Visual layout annotation data →
══════════

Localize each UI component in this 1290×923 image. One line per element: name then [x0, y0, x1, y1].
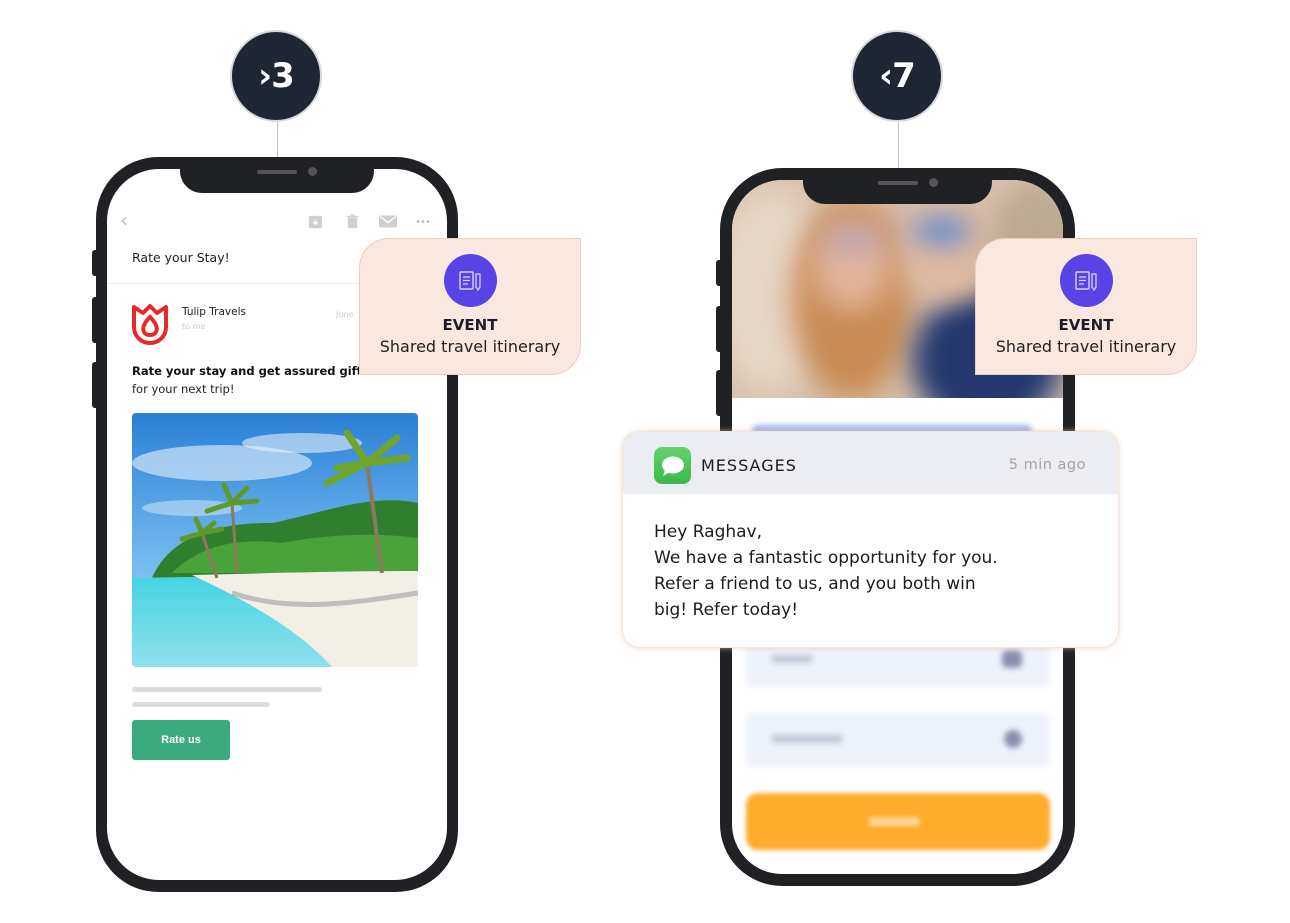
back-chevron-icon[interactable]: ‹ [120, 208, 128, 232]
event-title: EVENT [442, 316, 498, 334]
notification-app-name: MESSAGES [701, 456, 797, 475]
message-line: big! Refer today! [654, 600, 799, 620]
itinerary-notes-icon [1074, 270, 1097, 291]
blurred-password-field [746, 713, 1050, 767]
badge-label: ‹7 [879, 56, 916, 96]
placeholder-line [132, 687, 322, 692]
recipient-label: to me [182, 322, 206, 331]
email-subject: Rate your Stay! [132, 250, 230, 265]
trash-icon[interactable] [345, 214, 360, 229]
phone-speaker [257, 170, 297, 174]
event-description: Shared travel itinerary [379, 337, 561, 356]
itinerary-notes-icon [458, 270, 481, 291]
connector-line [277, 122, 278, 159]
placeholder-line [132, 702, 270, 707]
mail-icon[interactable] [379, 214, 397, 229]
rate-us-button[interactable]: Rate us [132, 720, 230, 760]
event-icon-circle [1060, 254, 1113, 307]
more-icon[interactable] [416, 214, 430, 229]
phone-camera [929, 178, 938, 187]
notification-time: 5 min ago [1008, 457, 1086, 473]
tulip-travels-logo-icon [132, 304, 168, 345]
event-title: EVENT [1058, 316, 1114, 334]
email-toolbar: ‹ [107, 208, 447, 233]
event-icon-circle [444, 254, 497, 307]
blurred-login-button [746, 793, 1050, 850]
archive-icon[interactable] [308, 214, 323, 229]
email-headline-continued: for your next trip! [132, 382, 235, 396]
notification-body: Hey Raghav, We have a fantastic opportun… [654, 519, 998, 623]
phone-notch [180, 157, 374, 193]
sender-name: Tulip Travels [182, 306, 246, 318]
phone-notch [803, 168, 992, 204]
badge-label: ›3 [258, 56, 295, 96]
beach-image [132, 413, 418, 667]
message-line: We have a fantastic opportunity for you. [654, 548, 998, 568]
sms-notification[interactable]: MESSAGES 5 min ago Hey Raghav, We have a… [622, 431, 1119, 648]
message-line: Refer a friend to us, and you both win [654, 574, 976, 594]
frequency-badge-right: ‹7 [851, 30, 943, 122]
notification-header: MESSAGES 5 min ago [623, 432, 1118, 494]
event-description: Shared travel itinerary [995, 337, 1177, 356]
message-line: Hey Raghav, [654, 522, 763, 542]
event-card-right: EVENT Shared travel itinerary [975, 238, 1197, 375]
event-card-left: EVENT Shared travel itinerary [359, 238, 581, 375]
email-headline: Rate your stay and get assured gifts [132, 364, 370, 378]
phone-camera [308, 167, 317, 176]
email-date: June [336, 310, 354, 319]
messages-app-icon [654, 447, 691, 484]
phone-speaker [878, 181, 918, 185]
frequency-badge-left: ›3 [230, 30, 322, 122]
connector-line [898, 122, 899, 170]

══════════

Lay out the entries starting at the line containing "back-chevron-icon[interactable]: ‹ [120, 208, 128, 232]" and ending at the line containing "frequency-badge-right: ‹7 [851, 30, 943, 122]", both included, as a Markdown table with a Row column giving each line's number and a Line column holding that line. Skip any blank lines.

Finished task →
| Row | Line |
|---|---|
| 1 | back-chevron-icon[interactable]: ‹ [120, 208, 128, 232] |
| 2 | event-title: EVENT [442, 316, 498, 334] |
| 3 | notification-app-name: MESSAGES [701, 456, 797, 475] |
| 4 | message-line: big! Refer today! [654, 600, 799, 620] |
| 5 | itinerary-notes-icon [1074, 270, 1097, 291] |
| 6 | blurred-password-field [746, 713, 1050, 767] |
| 7 | badge-label: ‹7 [879, 56, 916, 96] |
| 8 | placeholder-line [132, 687, 322, 692] |
| 9 | recipient-label: to me [182, 322, 206, 331] |
| 10 | email-subject: Rate your Stay! [132, 250, 230, 265] |
| 11 | trash-icon[interactable] [345, 214, 360, 229] |
| 12 | phone-speaker [257, 170, 297, 174] |
| 13 | event-description: Shared travel itinerary [379, 337, 561, 356] |
| 14 | itinerary-notes-icon [458, 270, 481, 291] |
| 15 | connector-line [277, 122, 278, 159] |
| 16 | placeholder-line [132, 702, 270, 707] |
| 17 | mail-icon[interactable] [379, 214, 397, 229] |
| 18 | rate-us-button[interactable]: Rate us [132, 720, 230, 760] |
| 19 | event-icon-circle [1060, 254, 1113, 307] |
| 20 | more-icon[interactable] [416, 214, 430, 229] |
| 21 | phone-camera [929, 178, 938, 187] |
| 22 | notification-time: 5 min ago [1008, 457, 1086, 473] |
| 23 | tulip-travels-logo-icon [132, 304, 168, 345] |
| 24 | event-title: EVENT [1058, 316, 1114, 334] |
| 25 | email-toolbar: ‹ [107, 208, 447, 233] |
| 26 | event-icon-circle [444, 254, 497, 307] |
| 27 | blurred-login-button [746, 793, 1050, 850] |
| 28 | archive-icon[interactable] [308, 214, 323, 229] |
| 29 | email-headline-continued: for your next trip! [132, 382, 235, 396] |
| 30 | notification-body: Hey Raghav, We have a fantastic opportun… [654, 519, 998, 623] |
| 31 | phone-notch [180, 157, 374, 193] |
| 32 | sender-name: Tulip Travels [182, 306, 246, 318] |
| 33 | phone-notch [803, 168, 992, 204] |
| 34 | badge-label: ›3 [258, 56, 295, 96] |
| 35 | beach-image [132, 413, 418, 667] |
| 36 | message-line: We have a fantastic opportunity for you. [654, 548, 998, 568] |
| 37 | sms-notification[interactable]: MESSAGES 5 min ago Hey Raghav, We have a… [622, 431, 1119, 648] |
| 38 | message-line: Refer a friend to us, and you both win [654, 574, 976, 594] |
| 39 | frequency-badge-right: ‹7 [851, 30, 943, 122] |